# [SHORT TASK]
Beneath this task is a listing; retype all of it exactly.

[Dataset listings of figures]
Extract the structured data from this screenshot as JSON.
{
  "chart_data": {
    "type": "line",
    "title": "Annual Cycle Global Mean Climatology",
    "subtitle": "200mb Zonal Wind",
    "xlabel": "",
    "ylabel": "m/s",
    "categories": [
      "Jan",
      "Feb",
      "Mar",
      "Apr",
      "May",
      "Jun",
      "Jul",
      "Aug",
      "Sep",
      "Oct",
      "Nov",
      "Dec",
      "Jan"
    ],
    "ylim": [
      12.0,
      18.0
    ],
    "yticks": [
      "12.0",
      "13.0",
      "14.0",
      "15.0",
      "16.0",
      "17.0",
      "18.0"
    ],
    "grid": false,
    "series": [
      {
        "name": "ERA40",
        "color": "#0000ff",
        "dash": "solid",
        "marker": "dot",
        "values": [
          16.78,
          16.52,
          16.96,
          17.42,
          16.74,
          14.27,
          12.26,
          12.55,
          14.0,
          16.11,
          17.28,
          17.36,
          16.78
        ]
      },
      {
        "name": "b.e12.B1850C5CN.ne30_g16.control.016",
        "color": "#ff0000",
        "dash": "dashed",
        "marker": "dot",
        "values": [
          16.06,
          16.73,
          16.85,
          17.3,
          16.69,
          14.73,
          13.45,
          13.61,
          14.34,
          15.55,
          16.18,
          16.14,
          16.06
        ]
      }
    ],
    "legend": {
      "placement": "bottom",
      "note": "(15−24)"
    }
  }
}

# [RESULT OF THE EXERCISE]
Extract the structured data from this screenshot as JSON.
{
  "chart_data": {
    "type": "line",
    "title": "Annual Cycle Global Mean Climatology",
    "subtitle": "200mb Zonal Wind",
    "xlabel": "",
    "ylabel": "m/s",
    "categories": [
      "Jan",
      "Feb",
      "Mar",
      "Apr",
      "May",
      "Jun",
      "Jul",
      "Aug",
      "Sep",
      "Oct",
      "Nov",
      "Dec",
      "Jan"
    ],
    "ylim": [
      12.0,
      18.0
    ],
    "yticks": [
      "12.0",
      "13.0",
      "14.0",
      "15.0",
      "16.0",
      "17.0",
      "18.0"
    ],
    "grid": false,
    "series": [
      {
        "name": "ERA40",
        "color": "#0000ff",
        "dash": "solid",
        "marker": "dot",
        "values": [
          16.78,
          16.52,
          16.96,
          17.42,
          16.74,
          14.27,
          12.26,
          12.55,
          14.0,
          16.11,
          17.28,
          17.36,
          16.78
        ]
      },
      {
        "name": "b.e12.B1850C5CN.ne30_g16.control.016",
        "color": "#ff0000",
        "dash": "dashed",
        "marker": "dot",
        "values": [
          16.06,
          16.73,
          16.85,
          17.3,
          16.69,
          14.73,
          13.45,
          13.61,
          14.34,
          15.55,
          16.18,
          16.14,
          16.06
        ]
      }
    ],
    "legend": {
      "placement": "bottom",
      "note": "(15−24)"
    }
  }
}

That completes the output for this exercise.